• _Aim_:
Return the full material exactly.

>> begin Raw data

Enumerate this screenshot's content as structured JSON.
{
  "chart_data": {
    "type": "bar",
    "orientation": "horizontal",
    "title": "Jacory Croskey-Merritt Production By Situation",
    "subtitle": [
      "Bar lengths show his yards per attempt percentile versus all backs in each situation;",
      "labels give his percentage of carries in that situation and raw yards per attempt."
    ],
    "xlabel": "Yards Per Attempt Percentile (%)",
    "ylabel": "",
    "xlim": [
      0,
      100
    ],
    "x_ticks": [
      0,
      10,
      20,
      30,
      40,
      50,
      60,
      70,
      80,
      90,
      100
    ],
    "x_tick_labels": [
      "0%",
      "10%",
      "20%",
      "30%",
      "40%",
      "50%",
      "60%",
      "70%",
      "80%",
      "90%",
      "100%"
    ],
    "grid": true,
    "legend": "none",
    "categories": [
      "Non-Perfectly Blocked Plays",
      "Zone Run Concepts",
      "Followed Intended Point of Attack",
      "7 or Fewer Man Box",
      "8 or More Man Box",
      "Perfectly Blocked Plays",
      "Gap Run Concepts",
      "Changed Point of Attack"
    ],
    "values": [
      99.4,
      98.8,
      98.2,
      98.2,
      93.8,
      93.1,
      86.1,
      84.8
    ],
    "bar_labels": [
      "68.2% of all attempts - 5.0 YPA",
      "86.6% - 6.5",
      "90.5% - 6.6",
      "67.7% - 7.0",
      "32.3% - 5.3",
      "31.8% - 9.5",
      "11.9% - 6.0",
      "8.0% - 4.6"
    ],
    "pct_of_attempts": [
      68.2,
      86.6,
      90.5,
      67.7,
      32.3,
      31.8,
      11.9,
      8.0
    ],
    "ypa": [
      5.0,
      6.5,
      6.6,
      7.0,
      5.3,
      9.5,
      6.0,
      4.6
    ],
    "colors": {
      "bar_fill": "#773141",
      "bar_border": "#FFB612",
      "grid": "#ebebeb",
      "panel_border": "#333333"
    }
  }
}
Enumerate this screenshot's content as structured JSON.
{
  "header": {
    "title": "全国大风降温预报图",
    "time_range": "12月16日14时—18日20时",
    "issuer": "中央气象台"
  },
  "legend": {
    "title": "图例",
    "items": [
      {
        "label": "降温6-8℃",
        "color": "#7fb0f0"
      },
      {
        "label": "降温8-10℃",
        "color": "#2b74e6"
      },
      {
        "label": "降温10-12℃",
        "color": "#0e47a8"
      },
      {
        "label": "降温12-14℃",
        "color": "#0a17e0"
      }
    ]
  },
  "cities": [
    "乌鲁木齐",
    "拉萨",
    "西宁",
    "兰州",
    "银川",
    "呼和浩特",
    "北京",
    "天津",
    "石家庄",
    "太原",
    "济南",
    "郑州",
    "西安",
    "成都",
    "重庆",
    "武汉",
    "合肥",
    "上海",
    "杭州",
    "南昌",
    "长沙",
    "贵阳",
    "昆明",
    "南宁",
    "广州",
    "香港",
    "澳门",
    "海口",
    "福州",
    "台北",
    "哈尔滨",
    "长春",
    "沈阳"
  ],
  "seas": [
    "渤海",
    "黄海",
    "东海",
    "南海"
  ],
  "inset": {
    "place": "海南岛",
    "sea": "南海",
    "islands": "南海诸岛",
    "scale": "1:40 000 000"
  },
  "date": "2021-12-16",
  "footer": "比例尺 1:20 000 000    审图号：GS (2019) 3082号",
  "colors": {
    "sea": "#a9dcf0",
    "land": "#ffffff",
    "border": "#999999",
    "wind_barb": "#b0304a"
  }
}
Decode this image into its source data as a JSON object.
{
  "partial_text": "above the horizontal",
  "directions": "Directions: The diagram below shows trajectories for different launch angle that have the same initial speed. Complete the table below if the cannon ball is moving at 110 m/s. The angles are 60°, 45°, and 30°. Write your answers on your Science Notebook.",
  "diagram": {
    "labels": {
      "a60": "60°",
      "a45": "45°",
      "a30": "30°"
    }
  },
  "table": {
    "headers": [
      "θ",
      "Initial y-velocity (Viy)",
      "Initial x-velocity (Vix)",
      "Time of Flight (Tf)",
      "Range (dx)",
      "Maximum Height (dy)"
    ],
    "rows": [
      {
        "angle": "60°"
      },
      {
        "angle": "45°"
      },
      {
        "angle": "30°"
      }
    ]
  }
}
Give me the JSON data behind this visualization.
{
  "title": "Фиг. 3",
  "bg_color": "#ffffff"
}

>> end Raw data

• _Written response_:
Enumerate this screenshot's content as structured JSON.
{
  "chart_data": {
    "type": "bar",
    "orientation": "horizontal",
    "title": "Jacory Croskey-Merritt Production By Situation",
    "subtitle": [
      "Bar lengths show his yards per attempt percentile versus all backs in each situation;",
      "labels give his percentage of carries in that situation and raw yards per attempt."
    ],
    "xlabel": "Yards Per Attempt Percentile (%)",
    "ylabel": "",
    "xlim": [
      0,
      100
    ],
    "x_ticks": [
      0,
      10,
      20,
      30,
      40,
      50,
      60,
      70,
      80,
      90,
      100
    ],
    "x_tick_labels": [
      "0%",
      "10%",
      "20%",
      "30%",
      "40%",
      "50%",
      "60%",
      "70%",
      "80%",
      "90%",
      "100%"
    ],
    "grid": true,
    "legend": "none",
    "categories": [
      "Non-Perfectly Blocked Plays",
      "Zone Run Concepts",
      "Followed Intended Point of Attack",
      "7 or Fewer Man Box",
      "8 or More Man Box",
      "Perfectly Blocked Plays",
      "Gap Run Concepts",
      "Changed Point of Attack"
    ],
    "values": [
      99.4,
      98.8,
      98.2,
      98.2,
      93.8,
      93.1,
      86.1,
      84.8
    ],
    "bar_labels": [
      "68.2% of all attempts - 5.0 YPA",
      "86.6% - 6.5",
      "90.5% - 6.6",
      "67.7% - 7.0",
      "32.3% - 5.3",
      "31.8% - 9.5",
      "11.9% - 6.0",
      "8.0% - 4.6"
    ],
    "pct_of_attempts": [
      68.2,
      86.6,
      90.5,
      67.7,
      32.3,
      31.8,
      11.9,
      8.0
    ],
    "ypa": [
      5.0,
      6.5,
      6.6,
      7.0,
      5.3,
      9.5,
      6.0,
      4.6
    ],
    "colors": {
      "bar_fill": "#773141",
      "bar_border": "#FFB612",
      "grid": "#ebebeb",
      "panel_border": "#333333"
    }
  }
}
Enumerate this screenshot's content as structured JSON.
{
  "header": {
    "title": "全国大风降温预报图",
    "time_range": "12月16日14时—18日20时",
    "issuer": "中央气象台"
  },
  "legend": {
    "title": "图例",
    "items": [
      {
        "label": "降温6-8℃",
        "color": "#7fb0f0"
      },
      {
        "label": "降温8-10℃",
        "color": "#2b74e6"
      },
      {
        "label": "降温10-12℃",
        "color": "#0e47a8"
      },
      {
        "label": "降温12-14℃",
        "color": "#0a17e0"
      }
    ]
  },
  "cities": [
    "乌鲁木齐",
    "拉萨",
    "西宁",
    "兰州",
    "银川",
    "呼和浩特",
    "北京",
    "天津",
    "石家庄",
    "太原",
    "济南",
    "郑州",
    "西安",
    "成都",
    "重庆",
    "武汉",
    "合肥",
    "上海",
    "杭州",
    "南昌",
    "长沙",
    "贵阳",
    "昆明",
    "南宁",
    "广州",
    "香港",
    "澳门",
    "海口",
    "福州",
    "台北",
    "哈尔滨",
    "长春",
    "沈阳"
  ],
  "seas": [
    "渤海",
    "黄海",
    "东海",
    "南海"
  ],
  "inset": {
    "place": "海南岛",
    "sea": "南海",
    "islands": "南海诸岛",
    "scale": "1:40 000 000"
  },
  "date": "2021-12-16",
  "footer": "比例尺 1:20 000 000    审图号：GS (2019) 3082号",
  "colors": {
    "sea": "#a9dcf0",
    "land": "#ffffff",
    "border": "#999999",
    "wind_barb": "#b0304a"
  }
}
Decode this image into its source data as a JSON object.
{
  "partial_text": "above the horizontal",
  "directions": "Directions: The diagram below shows trajectories for different launch angle that have the same initial speed. Complete the table below if the cannon ball is moving at 110 m/s. The angles are 60°, 45°, and 30°. Write your answers on your Science Notebook.",
  "diagram": {
    "labels": {
      "a60": "60°",
      "a45": "45°",
      "a30": "30°"
    }
  },
  "table": {
    "headers": [
      "θ",
      "Initial y-velocity (Viy)",
      "Initial x-velocity (Vix)",
      "Time of Flight (Tf)",
      "Range (dx)",
      "Maximum Height (dy)"
    ],
    "rows": [
      {
        "angle": "60°"
      },
      {
        "angle": "45°"
      },
      {
        "angle": "30°"
      }
    ]
  }
}
Give me the JSON data behind this visualization.
{
  "title": "Фиг. 3",
  "bg_color": "#ffffff"
}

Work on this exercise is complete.